■ **Work request**: Exactly as written, print out each entry in the data, with no pictures.
++++
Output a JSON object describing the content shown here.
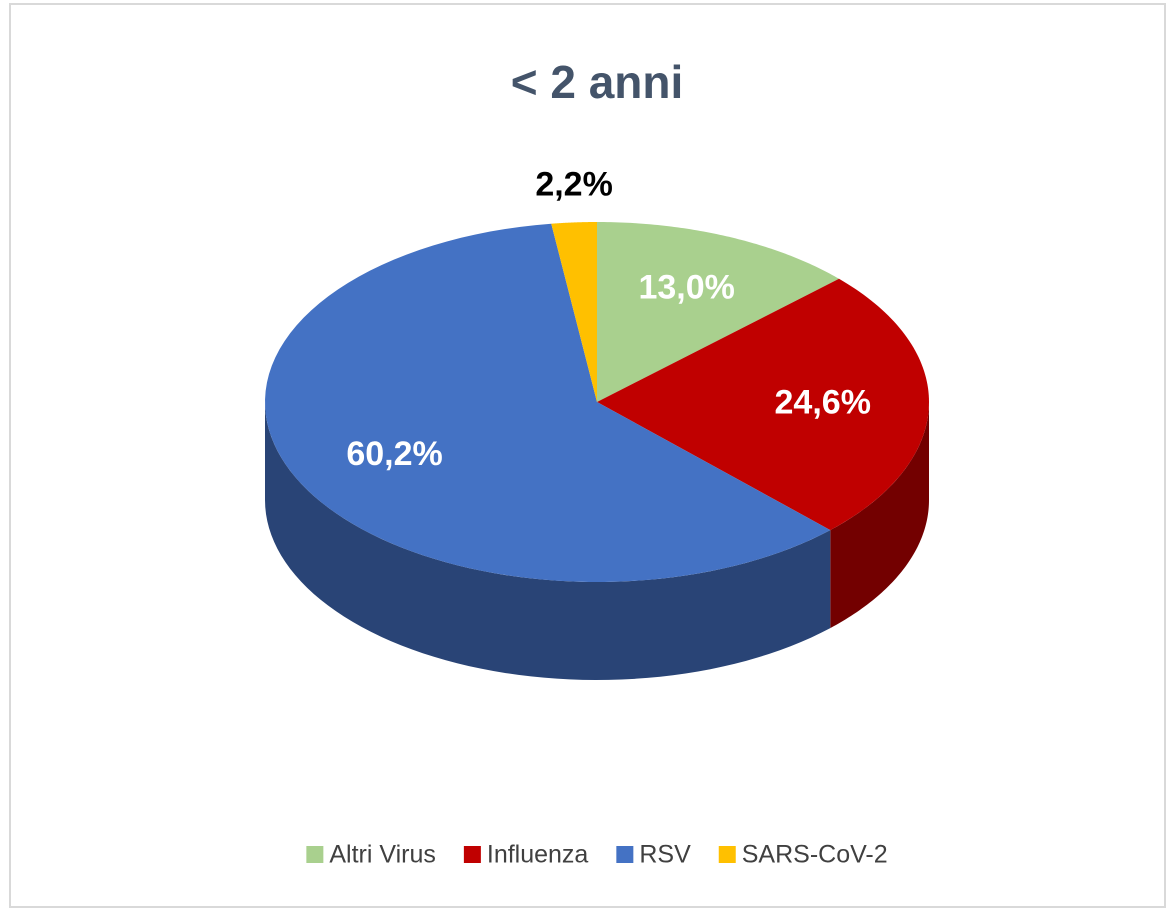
{
  "chart_data": {
    "type": "pie3d",
    "title": "< 2 anni",
    "categories": [
      "Altri Virus",
      "Influenza",
      "RSV",
      "SARS-CoV-2"
    ],
    "values": [
      13.0,
      24.6,
      60.2,
      2.2
    ],
    "value_labels": [
      "13,0%",
      "24,6%",
      "60,2%",
      "2,2%"
    ],
    "colors": [
      "#a9d08e",
      "#c00000",
      "#4472c4",
      "#ffc000"
    ],
    "legend": "bottom"
  }
}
++++
■ **Result below**:
Output a JSON object describing the content shown here.
{
  "chart_data": {
    "type": "pie3d",
    "title": "< 2 anni",
    "categories": [
      "Altri Virus",
      "Influenza",
      "RSV",
      "SARS-CoV-2"
    ],
    "values": [
      13.0,
      24.6,
      60.2,
      2.2
    ],
    "value_labels": [
      "13,0%",
      "24,6%",
      "60,2%",
      "2,2%"
    ],
    "colors": [
      "#a9d08e",
      "#c00000",
      "#4472c4",
      "#ffc000"
    ],
    "legend": "bottom"
  }
}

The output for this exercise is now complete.